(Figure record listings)
***

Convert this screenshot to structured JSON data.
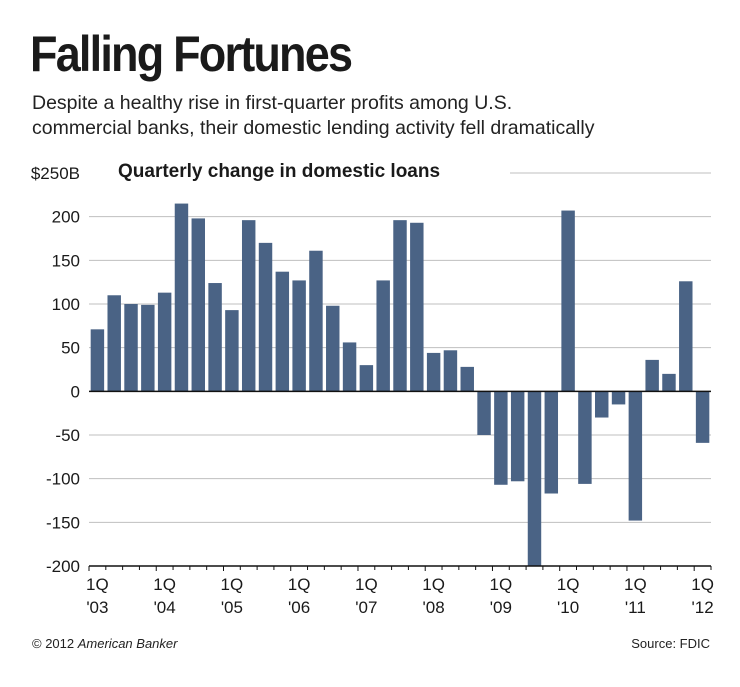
{
  "header": {
    "title": "Falling Fortunes",
    "subtitle_line1": "Despite a healthy rise in first-quarter profits among U.S.",
    "subtitle_line2": "commercial banks, their domestic lending activity fell dramatically"
  },
  "footer": {
    "copyright": "© 2012",
    "publisher": "American Banker",
    "source": "Source: FDIC"
  },
  "colors": {
    "bar": "#4a6385",
    "grid": "#bfbfbf",
    "text": "#1a1a1a"
  },
  "chart_data": {
    "type": "bar",
    "title": "Quarterly change in domestic loans",
    "xlabel": "",
    "ylabel": "",
    "ylim": [
      -200,
      250
    ],
    "yticks": [
      250,
      200,
      150,
      100,
      50,
      0,
      -50,
      -100,
      -150,
      -200
    ],
    "ytick_labels": [
      "$250B",
      "200",
      "150",
      "100",
      "50",
      "0",
      "-50",
      "-100",
      "-150",
      "-200"
    ],
    "grid": true,
    "year_labels": [
      {
        "q": "1Q",
        "y": "'03"
      },
      {
        "q": "1Q",
        "y": "'04"
      },
      {
        "q": "1Q",
        "y": "'05"
      },
      {
        "q": "1Q",
        "y": "'06"
      },
      {
        "q": "1Q",
        "y": "'07"
      },
      {
        "q": "1Q",
        "y": "'08"
      },
      {
        "q": "1Q",
        "y": "'09"
      },
      {
        "q": "1Q",
        "y": "'10"
      },
      {
        "q": "1Q",
        "y": "'11"
      },
      {
        "q": "1Q",
        "y": "'12"
      }
    ],
    "categories": [
      "1Q03",
      "2Q03",
      "3Q03",
      "4Q03",
      "1Q04",
      "2Q04",
      "3Q04",
      "4Q04",
      "1Q05",
      "2Q05",
      "3Q05",
      "4Q05",
      "1Q06",
      "2Q06",
      "3Q06",
      "4Q06",
      "1Q07",
      "2Q07",
      "3Q07",
      "4Q07",
      "1Q08",
      "2Q08",
      "3Q08",
      "4Q08",
      "1Q09",
      "2Q09",
      "3Q09",
      "4Q09",
      "1Q10",
      "2Q10",
      "3Q10",
      "4Q10",
      "1Q11",
      "2Q11",
      "3Q11",
      "4Q11",
      "1Q12"
    ],
    "values": [
      71,
      110,
      100,
      99,
      113,
      215,
      198,
      124,
      93,
      196,
      170,
      137,
      127,
      161,
      98,
      56,
      30,
      127,
      196,
      193,
      44,
      47,
      28,
      -50,
      -107,
      -103,
      -205,
      -117,
      207,
      -106,
      -30,
      -15,
      -148,
      36,
      20,
      126,
      -59
    ]
  }
}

***

Show every line that contains the word "domestic".

_Reply_
    "subtitle_line2": "commercial banks, their domestic lending activity fell dramatically"
    "title": "Quarterly change in domestic loans",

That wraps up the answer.